Recorded data:
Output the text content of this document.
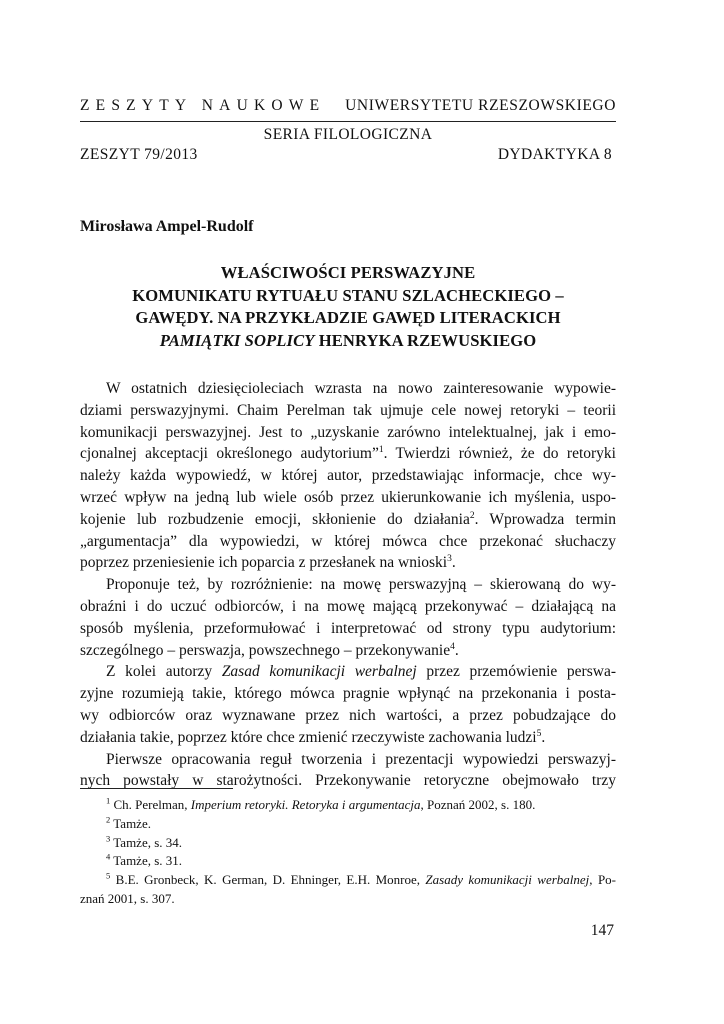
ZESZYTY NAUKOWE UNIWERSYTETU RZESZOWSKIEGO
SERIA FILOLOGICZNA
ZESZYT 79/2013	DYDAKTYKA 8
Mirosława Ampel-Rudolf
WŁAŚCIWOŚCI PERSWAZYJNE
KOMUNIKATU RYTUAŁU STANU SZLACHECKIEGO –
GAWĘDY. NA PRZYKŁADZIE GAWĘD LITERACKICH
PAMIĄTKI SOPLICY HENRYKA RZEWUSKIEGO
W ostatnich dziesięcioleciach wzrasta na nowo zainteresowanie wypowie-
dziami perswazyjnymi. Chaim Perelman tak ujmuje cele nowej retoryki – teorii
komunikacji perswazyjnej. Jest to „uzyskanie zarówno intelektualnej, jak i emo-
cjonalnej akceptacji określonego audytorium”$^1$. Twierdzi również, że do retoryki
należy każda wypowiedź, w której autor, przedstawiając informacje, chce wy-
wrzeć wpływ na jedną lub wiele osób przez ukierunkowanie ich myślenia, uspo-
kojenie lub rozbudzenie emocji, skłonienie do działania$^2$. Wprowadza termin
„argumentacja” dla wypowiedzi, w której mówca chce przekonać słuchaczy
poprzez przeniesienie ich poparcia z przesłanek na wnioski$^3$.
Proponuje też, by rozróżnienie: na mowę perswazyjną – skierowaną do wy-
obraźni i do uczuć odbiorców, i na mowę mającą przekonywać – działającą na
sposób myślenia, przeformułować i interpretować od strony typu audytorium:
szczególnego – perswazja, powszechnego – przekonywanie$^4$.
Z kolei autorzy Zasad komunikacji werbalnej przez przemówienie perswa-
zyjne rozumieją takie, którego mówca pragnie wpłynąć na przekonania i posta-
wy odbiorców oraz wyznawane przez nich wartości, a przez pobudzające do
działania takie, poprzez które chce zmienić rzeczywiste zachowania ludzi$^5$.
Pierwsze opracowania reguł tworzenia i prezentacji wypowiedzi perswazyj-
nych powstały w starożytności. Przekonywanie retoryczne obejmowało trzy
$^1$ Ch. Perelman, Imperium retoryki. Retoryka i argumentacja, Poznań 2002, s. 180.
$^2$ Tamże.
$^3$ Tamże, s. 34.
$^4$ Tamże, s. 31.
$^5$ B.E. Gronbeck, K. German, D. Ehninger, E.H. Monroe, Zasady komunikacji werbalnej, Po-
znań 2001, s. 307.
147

---

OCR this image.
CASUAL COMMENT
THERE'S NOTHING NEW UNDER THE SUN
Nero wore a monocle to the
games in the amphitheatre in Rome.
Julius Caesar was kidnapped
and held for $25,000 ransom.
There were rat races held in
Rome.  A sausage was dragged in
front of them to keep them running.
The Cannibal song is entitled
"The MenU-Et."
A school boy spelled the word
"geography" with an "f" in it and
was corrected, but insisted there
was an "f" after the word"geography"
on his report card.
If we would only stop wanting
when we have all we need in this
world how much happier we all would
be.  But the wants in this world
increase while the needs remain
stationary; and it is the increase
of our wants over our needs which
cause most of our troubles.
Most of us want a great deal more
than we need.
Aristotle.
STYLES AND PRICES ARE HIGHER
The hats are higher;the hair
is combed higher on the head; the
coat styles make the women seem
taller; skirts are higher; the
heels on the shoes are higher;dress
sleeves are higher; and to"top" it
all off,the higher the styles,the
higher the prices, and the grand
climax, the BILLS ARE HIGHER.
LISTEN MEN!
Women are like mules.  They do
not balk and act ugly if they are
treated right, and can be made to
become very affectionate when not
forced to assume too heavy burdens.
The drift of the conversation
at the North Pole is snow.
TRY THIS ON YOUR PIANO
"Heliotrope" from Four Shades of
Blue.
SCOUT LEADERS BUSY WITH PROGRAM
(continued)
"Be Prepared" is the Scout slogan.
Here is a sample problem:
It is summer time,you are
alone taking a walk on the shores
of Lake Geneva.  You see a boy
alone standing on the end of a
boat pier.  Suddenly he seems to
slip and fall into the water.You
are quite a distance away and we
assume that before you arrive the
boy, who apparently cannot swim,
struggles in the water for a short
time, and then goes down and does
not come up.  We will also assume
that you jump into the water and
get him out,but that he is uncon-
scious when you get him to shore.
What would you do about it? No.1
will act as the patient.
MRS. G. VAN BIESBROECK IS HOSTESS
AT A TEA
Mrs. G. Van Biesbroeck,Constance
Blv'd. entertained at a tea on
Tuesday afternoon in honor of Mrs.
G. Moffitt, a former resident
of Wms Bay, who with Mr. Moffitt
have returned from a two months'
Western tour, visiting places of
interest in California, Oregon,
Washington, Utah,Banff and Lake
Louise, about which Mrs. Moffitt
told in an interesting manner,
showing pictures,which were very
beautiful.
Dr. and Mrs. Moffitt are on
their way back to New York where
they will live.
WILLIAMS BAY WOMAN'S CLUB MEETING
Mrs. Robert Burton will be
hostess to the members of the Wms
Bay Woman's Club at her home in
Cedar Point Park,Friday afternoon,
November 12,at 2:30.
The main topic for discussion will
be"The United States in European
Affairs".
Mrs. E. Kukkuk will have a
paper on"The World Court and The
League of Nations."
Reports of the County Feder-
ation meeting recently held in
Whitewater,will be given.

==

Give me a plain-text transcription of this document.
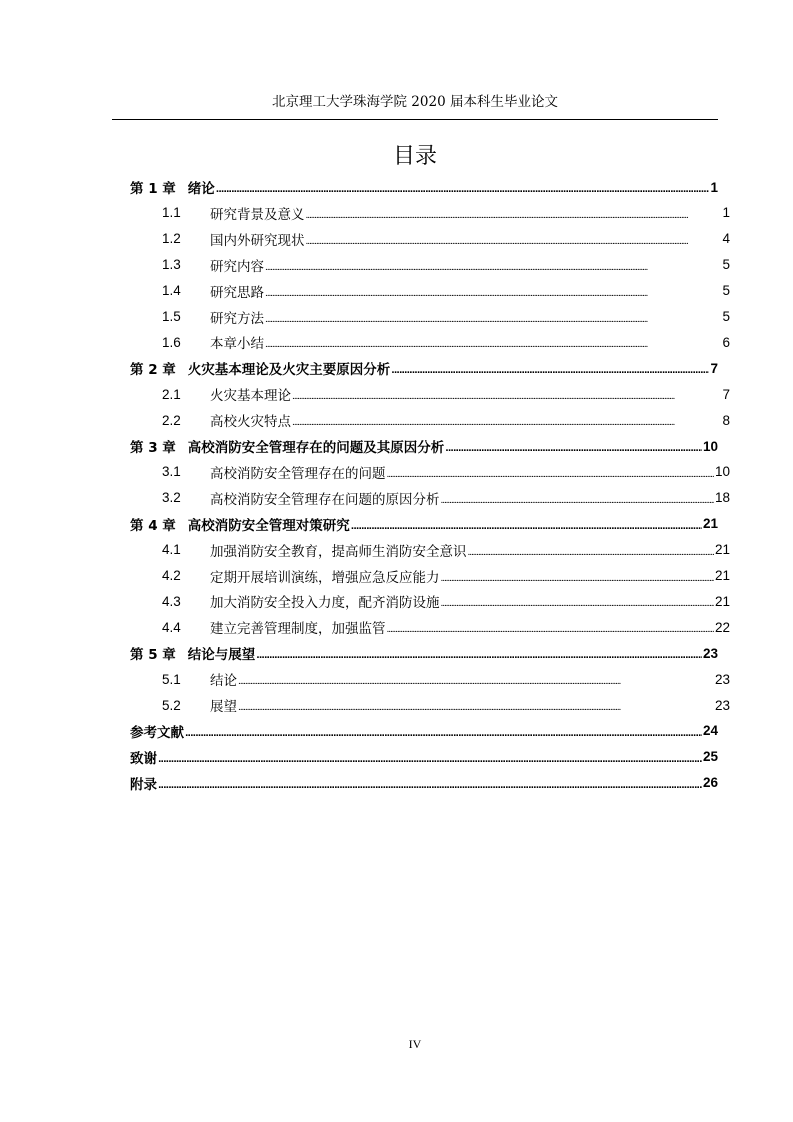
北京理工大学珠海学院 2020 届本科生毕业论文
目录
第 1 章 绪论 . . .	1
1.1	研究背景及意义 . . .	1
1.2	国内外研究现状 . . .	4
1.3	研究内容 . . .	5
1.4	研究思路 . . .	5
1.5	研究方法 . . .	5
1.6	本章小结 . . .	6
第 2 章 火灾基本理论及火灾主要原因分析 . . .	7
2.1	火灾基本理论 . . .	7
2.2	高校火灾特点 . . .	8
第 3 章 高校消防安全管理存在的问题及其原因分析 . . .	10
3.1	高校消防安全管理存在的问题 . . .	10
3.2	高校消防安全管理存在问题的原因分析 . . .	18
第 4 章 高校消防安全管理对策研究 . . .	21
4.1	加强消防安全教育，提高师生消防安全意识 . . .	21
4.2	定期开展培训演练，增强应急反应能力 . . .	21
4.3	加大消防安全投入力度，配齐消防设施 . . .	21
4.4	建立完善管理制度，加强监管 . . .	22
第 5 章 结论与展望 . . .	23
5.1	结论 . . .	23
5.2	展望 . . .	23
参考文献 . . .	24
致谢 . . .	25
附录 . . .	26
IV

**To be done:**
Only the number is wanted: how many lines of the material contain the word "would"?

**Final answer:**
3